- _What is required_:
Say how many lines in the records include the string "content", adding no other words.

(Records from a data collection)

◆ ◆ ◆

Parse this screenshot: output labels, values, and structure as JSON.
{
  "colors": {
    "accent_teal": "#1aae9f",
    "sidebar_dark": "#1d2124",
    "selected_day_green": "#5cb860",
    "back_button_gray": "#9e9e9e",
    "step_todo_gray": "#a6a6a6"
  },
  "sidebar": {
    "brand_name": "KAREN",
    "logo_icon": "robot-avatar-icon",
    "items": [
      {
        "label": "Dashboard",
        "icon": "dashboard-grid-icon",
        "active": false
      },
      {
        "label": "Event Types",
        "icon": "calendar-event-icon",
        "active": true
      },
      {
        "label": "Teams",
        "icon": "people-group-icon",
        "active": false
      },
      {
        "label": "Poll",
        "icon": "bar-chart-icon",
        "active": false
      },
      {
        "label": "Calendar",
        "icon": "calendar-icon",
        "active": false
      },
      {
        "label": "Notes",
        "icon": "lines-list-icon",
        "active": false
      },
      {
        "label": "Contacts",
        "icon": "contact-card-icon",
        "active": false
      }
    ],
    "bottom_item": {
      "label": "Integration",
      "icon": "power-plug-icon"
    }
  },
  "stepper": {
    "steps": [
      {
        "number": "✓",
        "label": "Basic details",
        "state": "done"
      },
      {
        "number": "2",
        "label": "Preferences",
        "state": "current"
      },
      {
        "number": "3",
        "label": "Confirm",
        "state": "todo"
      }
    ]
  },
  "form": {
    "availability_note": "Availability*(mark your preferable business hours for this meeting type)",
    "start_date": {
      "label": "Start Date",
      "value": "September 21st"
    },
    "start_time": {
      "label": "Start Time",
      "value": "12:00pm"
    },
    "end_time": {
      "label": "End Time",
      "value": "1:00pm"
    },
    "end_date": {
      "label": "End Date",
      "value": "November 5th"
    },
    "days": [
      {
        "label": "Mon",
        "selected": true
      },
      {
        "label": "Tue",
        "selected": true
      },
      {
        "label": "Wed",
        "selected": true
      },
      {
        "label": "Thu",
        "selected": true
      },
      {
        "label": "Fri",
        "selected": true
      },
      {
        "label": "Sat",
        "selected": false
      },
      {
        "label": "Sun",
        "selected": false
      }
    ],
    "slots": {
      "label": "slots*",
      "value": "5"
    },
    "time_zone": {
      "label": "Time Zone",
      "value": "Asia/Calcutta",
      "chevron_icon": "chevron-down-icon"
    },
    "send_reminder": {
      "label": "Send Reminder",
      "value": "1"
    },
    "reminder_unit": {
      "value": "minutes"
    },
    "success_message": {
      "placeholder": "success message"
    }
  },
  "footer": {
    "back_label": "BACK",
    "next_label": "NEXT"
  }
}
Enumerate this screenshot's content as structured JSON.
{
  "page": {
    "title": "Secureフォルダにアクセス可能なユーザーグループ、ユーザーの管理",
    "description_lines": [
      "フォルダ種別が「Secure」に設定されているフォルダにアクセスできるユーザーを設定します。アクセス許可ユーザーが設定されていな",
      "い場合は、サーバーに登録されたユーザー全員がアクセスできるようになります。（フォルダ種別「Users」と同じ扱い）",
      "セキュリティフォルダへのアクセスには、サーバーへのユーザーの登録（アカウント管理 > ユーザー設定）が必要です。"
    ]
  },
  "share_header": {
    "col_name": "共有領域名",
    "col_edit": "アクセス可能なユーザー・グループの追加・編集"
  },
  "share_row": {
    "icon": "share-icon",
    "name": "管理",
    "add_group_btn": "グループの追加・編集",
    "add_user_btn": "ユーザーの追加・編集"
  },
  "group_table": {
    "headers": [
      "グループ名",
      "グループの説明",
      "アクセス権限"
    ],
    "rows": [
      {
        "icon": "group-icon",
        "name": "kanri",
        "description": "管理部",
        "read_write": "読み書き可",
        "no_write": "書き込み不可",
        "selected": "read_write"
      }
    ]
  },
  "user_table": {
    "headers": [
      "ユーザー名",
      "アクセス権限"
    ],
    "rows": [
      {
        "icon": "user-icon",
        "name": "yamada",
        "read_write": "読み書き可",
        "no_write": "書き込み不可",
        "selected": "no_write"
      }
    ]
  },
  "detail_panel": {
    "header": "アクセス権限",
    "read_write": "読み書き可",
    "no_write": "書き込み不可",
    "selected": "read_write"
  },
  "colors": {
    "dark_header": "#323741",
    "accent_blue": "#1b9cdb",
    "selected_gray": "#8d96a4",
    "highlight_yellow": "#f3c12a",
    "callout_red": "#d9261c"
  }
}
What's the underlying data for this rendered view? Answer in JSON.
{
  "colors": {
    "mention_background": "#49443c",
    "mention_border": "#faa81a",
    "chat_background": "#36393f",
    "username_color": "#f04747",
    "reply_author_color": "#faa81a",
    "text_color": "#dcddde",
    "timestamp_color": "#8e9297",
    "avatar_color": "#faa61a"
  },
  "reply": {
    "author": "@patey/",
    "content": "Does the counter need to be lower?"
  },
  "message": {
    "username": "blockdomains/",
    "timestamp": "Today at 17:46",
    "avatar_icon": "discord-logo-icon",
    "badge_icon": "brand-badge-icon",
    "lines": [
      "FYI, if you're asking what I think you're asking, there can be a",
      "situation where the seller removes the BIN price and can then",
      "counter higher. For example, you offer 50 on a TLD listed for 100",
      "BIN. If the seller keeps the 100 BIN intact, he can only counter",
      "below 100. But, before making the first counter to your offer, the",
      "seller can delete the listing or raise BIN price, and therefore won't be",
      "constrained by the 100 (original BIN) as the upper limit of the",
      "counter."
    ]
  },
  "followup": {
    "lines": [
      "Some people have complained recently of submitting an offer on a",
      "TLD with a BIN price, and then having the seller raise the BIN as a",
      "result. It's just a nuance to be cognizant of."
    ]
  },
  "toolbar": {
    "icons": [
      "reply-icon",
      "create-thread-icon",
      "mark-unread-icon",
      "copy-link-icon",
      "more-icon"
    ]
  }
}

◆ ◆ ◆

- _Task response_:
2